Task data:
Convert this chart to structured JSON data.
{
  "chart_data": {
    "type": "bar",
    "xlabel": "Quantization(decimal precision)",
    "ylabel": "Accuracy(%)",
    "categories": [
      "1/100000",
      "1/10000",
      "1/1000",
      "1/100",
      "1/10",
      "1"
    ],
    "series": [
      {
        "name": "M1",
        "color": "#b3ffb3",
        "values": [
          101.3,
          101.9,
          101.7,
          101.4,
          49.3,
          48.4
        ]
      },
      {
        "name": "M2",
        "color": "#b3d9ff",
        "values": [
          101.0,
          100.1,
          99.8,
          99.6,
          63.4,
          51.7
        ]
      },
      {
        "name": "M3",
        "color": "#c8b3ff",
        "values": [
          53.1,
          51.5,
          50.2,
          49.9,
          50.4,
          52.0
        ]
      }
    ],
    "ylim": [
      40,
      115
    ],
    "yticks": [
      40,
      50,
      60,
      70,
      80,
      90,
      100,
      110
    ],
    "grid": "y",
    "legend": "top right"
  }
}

Task to complete: Send back each record exactly as it stands.

Task answer:
Convert this chart to structured JSON data.
{
  "chart_data": {
    "type": "bar",
    "xlabel": "Quantization(decimal precision)",
    "ylabel": "Accuracy(%)",
    "categories": [
      "1/100000",
      "1/10000",
      "1/1000",
      "1/100",
      "1/10",
      "1"
    ],
    "series": [
      {
        "name": "M1",
        "color": "#b3ffb3",
        "values": [
          101.3,
          101.9,
          101.7,
          101.4,
          49.3,
          48.4
        ]
      },
      {
        "name": "M2",
        "color": "#b3d9ff",
        "values": [
          101.0,
          100.1,
          99.8,
          99.6,
          63.4,
          51.7
        ]
      },
      {
        "name": "M3",
        "color": "#c8b3ff",
        "values": [
          53.1,
          51.5,
          50.2,
          49.9,
          50.4,
          52.0
        ]
      }
    ],
    "ylim": [
      40,
      115
    ],
    "yticks": [
      40,
      50,
      60,
      70,
      80,
      90,
      100,
      110
    ],
    "grid": "y",
    "legend": "top right"
  }
}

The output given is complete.